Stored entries
-=-=-
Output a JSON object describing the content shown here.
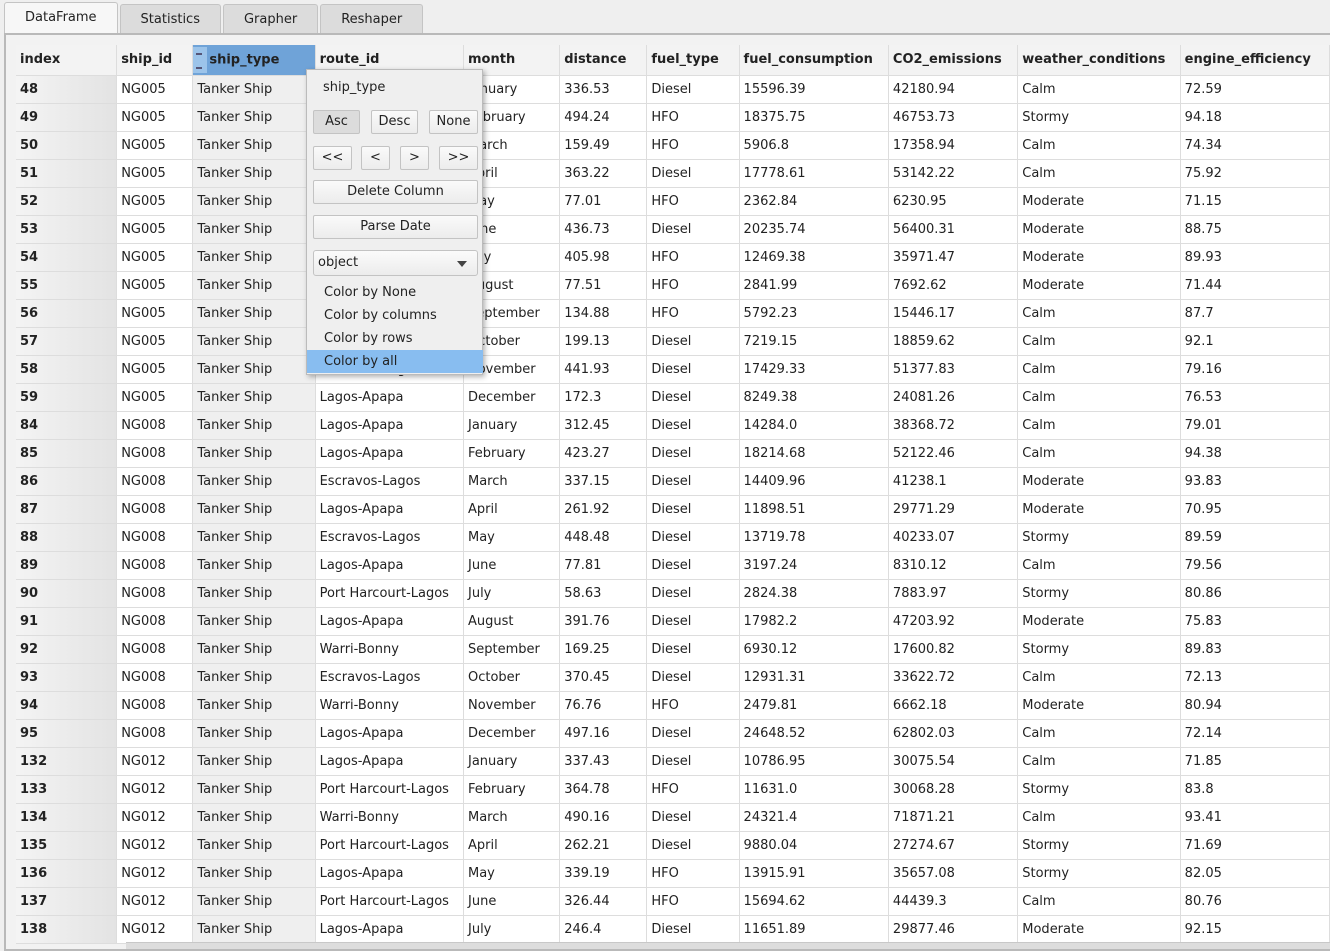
{
  "tabs": [
    "DataFrame",
    "Statistics",
    "Grapher",
    "Reshaper"
  ],
  "columns": [
    "index",
    "ship_id",
    "ship_type",
    "route_id",
    "month",
    "distance",
    "fuel_type",
    "fuel_consumption",
    "CO2_emissions",
    "weather_conditions",
    "engine_efficiency"
  ],
  "rows": [
    [
      "48",
      "NG005",
      "Tanker Ship",
      "",
      "January",
      "336.53",
      "Diesel",
      "15596.39",
      "42180.94",
      "Calm",
      "72.59"
    ],
    [
      "49",
      "NG005",
      "Tanker Ship",
      "",
      "February",
      "494.24",
      "HFO",
      "18375.75",
      "46753.73",
      "Stormy",
      "94.18"
    ],
    [
      "50",
      "NG005",
      "Tanker Ship",
      "",
      "March",
      "159.49",
      "HFO",
      "5906.8",
      "17358.94",
      "Calm",
      "74.34"
    ],
    [
      "51",
      "NG005",
      "Tanker Ship",
      "",
      "April",
      "363.22",
      "Diesel",
      "17778.61",
      "53142.22",
      "Calm",
      "75.92"
    ],
    [
      "52",
      "NG005",
      "Tanker Ship",
      "",
      "May",
      "77.01",
      "HFO",
      "2362.84",
      "6230.95",
      "Moderate",
      "71.15"
    ],
    [
      "53",
      "NG005",
      "Tanker Ship",
      "",
      "June",
      "436.73",
      "Diesel",
      "20235.74",
      "56400.31",
      "Moderate",
      "88.75"
    ],
    [
      "54",
      "NG005",
      "Tanker Ship",
      "",
      "July",
      "405.98",
      "HFO",
      "12469.38",
      "35971.47",
      "Moderate",
      "89.93"
    ],
    [
      "55",
      "NG005",
      "Tanker Ship",
      "",
      "August",
      "77.51",
      "HFO",
      "2841.99",
      "7692.62",
      "Moderate",
      "71.44"
    ],
    [
      "56",
      "NG005",
      "Tanker Ship",
      "",
      "September",
      "134.88",
      "HFO",
      "5792.23",
      "15446.17",
      "Calm",
      "87.7"
    ],
    [
      "57",
      "NG005",
      "Tanker Ship",
      "",
      "October",
      "199.13",
      "Diesel",
      "7219.15",
      "18859.62",
      "Calm",
      "92.1"
    ],
    [
      "58",
      "NG005",
      "Tanker Ship",
      "Escravos-Lagos",
      "November",
      "441.93",
      "Diesel",
      "17429.33",
      "51377.83",
      "Calm",
      "79.16"
    ],
    [
      "59",
      "NG005",
      "Tanker Ship",
      "Lagos-Apapa",
      "December",
      "172.3",
      "Diesel",
      "8249.38",
      "24081.26",
      "Calm",
      "76.53"
    ],
    [
      "84",
      "NG008",
      "Tanker Ship",
      "Lagos-Apapa",
      "January",
      "312.45",
      "Diesel",
      "14284.0",
      "38368.72",
      "Calm",
      "79.01"
    ],
    [
      "85",
      "NG008",
      "Tanker Ship",
      "Lagos-Apapa",
      "February",
      "423.27",
      "Diesel",
      "18214.68",
      "52122.46",
      "Calm",
      "94.38"
    ],
    [
      "86",
      "NG008",
      "Tanker Ship",
      "Escravos-Lagos",
      "March",
      "337.15",
      "Diesel",
      "14409.96",
      "41238.1",
      "Moderate",
      "93.83"
    ],
    [
      "87",
      "NG008",
      "Tanker Ship",
      "Lagos-Apapa",
      "April",
      "261.92",
      "Diesel",
      "11898.51",
      "29771.29",
      "Moderate",
      "70.95"
    ],
    [
      "88",
      "NG008",
      "Tanker Ship",
      "Escravos-Lagos",
      "May",
      "448.48",
      "Diesel",
      "13719.78",
      "40233.07",
      "Stormy",
      "89.59"
    ],
    [
      "89",
      "NG008",
      "Tanker Ship",
      "Lagos-Apapa",
      "June",
      "77.81",
      "Diesel",
      "3197.24",
      "8310.12",
      "Calm",
      "79.56"
    ],
    [
      "90",
      "NG008",
      "Tanker Ship",
      "Port Harcourt-Lagos",
      "July",
      "58.63",
      "Diesel",
      "2824.38",
      "7883.97",
      "Stormy",
      "80.86"
    ],
    [
      "91",
      "NG008",
      "Tanker Ship",
      "Lagos-Apapa",
      "August",
      "391.76",
      "Diesel",
      "17982.2",
      "47203.92",
      "Moderate",
      "75.83"
    ],
    [
      "92",
      "NG008",
      "Tanker Ship",
      "Warri-Bonny",
      "September",
      "169.25",
      "Diesel",
      "6930.12",
      "17600.82",
      "Stormy",
      "89.83"
    ],
    [
      "93",
      "NG008",
      "Tanker Ship",
      "Escravos-Lagos",
      "October",
      "370.45",
      "Diesel",
      "12931.31",
      "33622.72",
      "Calm",
      "72.13"
    ],
    [
      "94",
      "NG008",
      "Tanker Ship",
      "Warri-Bonny",
      "November",
      "76.76",
      "HFO",
      "2479.81",
      "6662.18",
      "Moderate",
      "80.94"
    ],
    [
      "95",
      "NG008",
      "Tanker Ship",
      "Lagos-Apapa",
      "December",
      "497.16",
      "Diesel",
      "24648.52",
      "62802.03",
      "Calm",
      "72.14"
    ],
    [
      "132",
      "NG012",
      "Tanker Ship",
      "Lagos-Apapa",
      "January",
      "337.43",
      "Diesel",
      "10786.95",
      "30075.54",
      "Calm",
      "71.85"
    ],
    [
      "133",
      "NG012",
      "Tanker Ship",
      "Port Harcourt-Lagos",
      "February",
      "364.78",
      "HFO",
      "11631.0",
      "30068.28",
      "Stormy",
      "83.8"
    ],
    [
      "134",
      "NG012",
      "Tanker Ship",
      "Warri-Bonny",
      "March",
      "490.16",
      "Diesel",
      "24321.4",
      "71871.21",
      "Calm",
      "93.41"
    ],
    [
      "135",
      "NG012",
      "Tanker Ship",
      "Port Harcourt-Lagos",
      "April",
      "262.21",
      "Diesel",
      "9880.04",
      "27274.67",
      "Stormy",
      "71.69"
    ],
    [
      "136",
      "NG012",
      "Tanker Ship",
      "Lagos-Apapa",
      "May",
      "339.19",
      "HFO",
      "13915.91",
      "35657.08",
      "Stormy",
      "82.05"
    ],
    [
      "137",
      "NG012",
      "Tanker Ship",
      "Port Harcourt-Lagos",
      "June",
      "326.44",
      "HFO",
      "15694.62",
      "44439.3",
      "Calm",
      "80.76"
    ],
    [
      "138",
      "NG012",
      "Tanker Ship",
      "Lagos-Apapa",
      "July",
      "246.4",
      "Diesel",
      "11651.89",
      "29877.46",
      "Moderate",
      "92.15"
    ]
  ],
  "popup": {
    "title": "ship_type",
    "asc": "Asc",
    "desc": "Desc",
    "none": "None",
    "first": "<<",
    "prev": "<",
    "next": ">",
    "last": ">>",
    "delete": "Delete Column",
    "parse": "Parse Date",
    "dtype": "object",
    "menu": [
      "Color by None",
      "Color by columns",
      "Color by rows",
      "Color by all"
    ],
    "highlighted": "Color by all"
  },
  "colors": {
    "selected_header": "#6fa3d8",
    "menu_highlight": "#88bdf0"
  }
}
-=-=-
DIRECTIONS>
Using the records above, output their complete text exactly, minus any images.

PROBLEM SOLUTION>
Output a JSON object describing the content shown here.
{
  "tabs": [
    "DataFrame",
    "Statistics",
    "Grapher",
    "Reshaper"
  ],
  "columns": [
    "index",
    "ship_id",
    "ship_type",
    "route_id",
    "month",
    "distance",
    "fuel_type",
    "fuel_consumption",
    "CO2_emissions",
    "weather_conditions",
    "engine_efficiency"
  ],
  "rows": [
    [
      "48",
      "NG005",
      "Tanker Ship",
      "",
      "January",
      "336.53",
      "Diesel",
      "15596.39",
      "42180.94",
      "Calm",
      "72.59"
    ],
    [
      "49",
      "NG005",
      "Tanker Ship",
      "",
      "February",
      "494.24",
      "HFO",
      "18375.75",
      "46753.73",
      "Stormy",
      "94.18"
    ],
    [
      "50",
      "NG005",
      "Tanker Ship",
      "",
      "March",
      "159.49",
      "HFO",
      "5906.8",
      "17358.94",
      "Calm",
      "74.34"
    ],
    [
      "51",
      "NG005",
      "Tanker Ship",
      "",
      "April",
      "363.22",
      "Diesel",
      "17778.61",
      "53142.22",
      "Calm",
      "75.92"
    ],
    [
      "52",
      "NG005",
      "Tanker Ship",
      "",
      "May",
      "77.01",
      "HFO",
      "2362.84",
      "6230.95",
      "Moderate",
      "71.15"
    ],
    [
      "53",
      "NG005",
      "Tanker Ship",
      "",
      "June",
      "436.73",
      "Diesel",
      "20235.74",
      "56400.31",
      "Moderate",
      "88.75"
    ],
    [
      "54",
      "NG005",
      "Tanker Ship",
      "",
      "July",
      "405.98",
      "HFO",
      "12469.38",
      "35971.47",
      "Moderate",
      "89.93"
    ],
    [
      "55",
      "NG005",
      "Tanker Ship",
      "",
      "August",
      "77.51",
      "HFO",
      "2841.99",
      "7692.62",
      "Moderate",
      "71.44"
    ],
    [
      "56",
      "NG005",
      "Tanker Ship",
      "",
      "September",
      "134.88",
      "HFO",
      "5792.23",
      "15446.17",
      "Calm",
      "87.7"
    ],
    [
      "57",
      "NG005",
      "Tanker Ship",
      "",
      "October",
      "199.13",
      "Diesel",
      "7219.15",
      "18859.62",
      "Calm",
      "92.1"
    ],
    [
      "58",
      "NG005",
      "Tanker Ship",
      "Escravos-Lagos",
      "November",
      "441.93",
      "Diesel",
      "17429.33",
      "51377.83",
      "Calm",
      "79.16"
    ],
    [
      "59",
      "NG005",
      "Tanker Ship",
      "Lagos-Apapa",
      "December",
      "172.3",
      "Diesel",
      "8249.38",
      "24081.26",
      "Calm",
      "76.53"
    ],
    [
      "84",
      "NG008",
      "Tanker Ship",
      "Lagos-Apapa",
      "January",
      "312.45",
      "Diesel",
      "14284.0",
      "38368.72",
      "Calm",
      "79.01"
    ],
    [
      "85",
      "NG008",
      "Tanker Ship",
      "Lagos-Apapa",
      "February",
      "423.27",
      "Diesel",
      "18214.68",
      "52122.46",
      "Calm",
      "94.38"
    ],
    [
      "86",
      "NG008",
      "Tanker Ship",
      "Escravos-Lagos",
      "March",
      "337.15",
      "Diesel",
      "14409.96",
      "41238.1",
      "Moderate",
      "93.83"
    ],
    [
      "87",
      "NG008",
      "Tanker Ship",
      "Lagos-Apapa",
      "April",
      "261.92",
      "Diesel",
      "11898.51",
      "29771.29",
      "Moderate",
      "70.95"
    ],
    [
      "88",
      "NG008",
      "Tanker Ship",
      "Escravos-Lagos",
      "May",
      "448.48",
      "Diesel",
      "13719.78",
      "40233.07",
      "Stormy",
      "89.59"
    ],
    [
      "89",
      "NG008",
      "Tanker Ship",
      "Lagos-Apapa",
      "June",
      "77.81",
      "Diesel",
      "3197.24",
      "8310.12",
      "Calm",
      "79.56"
    ],
    [
      "90",
      "NG008",
      "Tanker Ship",
      "Port Harcourt-Lagos",
      "July",
      "58.63",
      "Diesel",
      "2824.38",
      "7883.97",
      "Stormy",
      "80.86"
    ],
    [
      "91",
      "NG008",
      "Tanker Ship",
      "Lagos-Apapa",
      "August",
      "391.76",
      "Diesel",
      "17982.2",
      "47203.92",
      "Moderate",
      "75.83"
    ],
    [
      "92",
      "NG008",
      "Tanker Ship",
      "Warri-Bonny",
      "September",
      "169.25",
      "Diesel",
      "6930.12",
      "17600.82",
      "Stormy",
      "89.83"
    ],
    [
      "93",
      "NG008",
      "Tanker Ship",
      "Escravos-Lagos",
      "October",
      "370.45",
      "Diesel",
      "12931.31",
      "33622.72",
      "Calm",
      "72.13"
    ],
    [
      "94",
      "NG008",
      "Tanker Ship",
      "Warri-Bonny",
      "November",
      "76.76",
      "HFO",
      "2479.81",
      "6662.18",
      "Moderate",
      "80.94"
    ],
    [
      "95",
      "NG008",
      "Tanker Ship",
      "Lagos-Apapa",
      "December",
      "497.16",
      "Diesel",
      "24648.52",
      "62802.03",
      "Calm",
      "72.14"
    ],
    [
      "132",
      "NG012",
      "Tanker Ship",
      "Lagos-Apapa",
      "January",
      "337.43",
      "Diesel",
      "10786.95",
      "30075.54",
      "Calm",
      "71.85"
    ],
    [
      "133",
      "NG012",
      "Tanker Ship",
      "Port Harcourt-Lagos",
      "February",
      "364.78",
      "HFO",
      "11631.0",
      "30068.28",
      "Stormy",
      "83.8"
    ],
    [
      "134",
      "NG012",
      "Tanker Ship",
      "Warri-Bonny",
      "March",
      "490.16",
      "Diesel",
      "24321.4",
      "71871.21",
      "Calm",
      "93.41"
    ],
    [
      "135",
      "NG012",
      "Tanker Ship",
      "Port Harcourt-Lagos",
      "April",
      "262.21",
      "Diesel",
      "9880.04",
      "27274.67",
      "Stormy",
      "71.69"
    ],
    [
      "136",
      "NG012",
      "Tanker Ship",
      "Lagos-Apapa",
      "May",
      "339.19",
      "HFO",
      "13915.91",
      "35657.08",
      "Stormy",
      "82.05"
    ],
    [
      "137",
      "NG012",
      "Tanker Ship",
      "Port Harcourt-Lagos",
      "June",
      "326.44",
      "HFO",
      "15694.62",
      "44439.3",
      "Calm",
      "80.76"
    ],
    [
      "138",
      "NG012",
      "Tanker Ship",
      "Lagos-Apapa",
      "July",
      "246.4",
      "Diesel",
      "11651.89",
      "29877.46",
      "Moderate",
      "92.15"
    ]
  ],
  "popup": {
    "title": "ship_type",
    "asc": "Asc",
    "desc": "Desc",
    "none": "None",
    "first": "<<",
    "prev": "<",
    "next": ">",
    "last": ">>",
    "delete": "Delete Column",
    "parse": "Parse Date",
    "dtype": "object",
    "menu": [
      "Color by None",
      "Color by columns",
      "Color by rows",
      "Color by all"
    ],
    "highlighted": "Color by all"
  },
  "colors": {
    "selected_header": "#6fa3d8",
    "menu_highlight": "#88bdf0"
  }
}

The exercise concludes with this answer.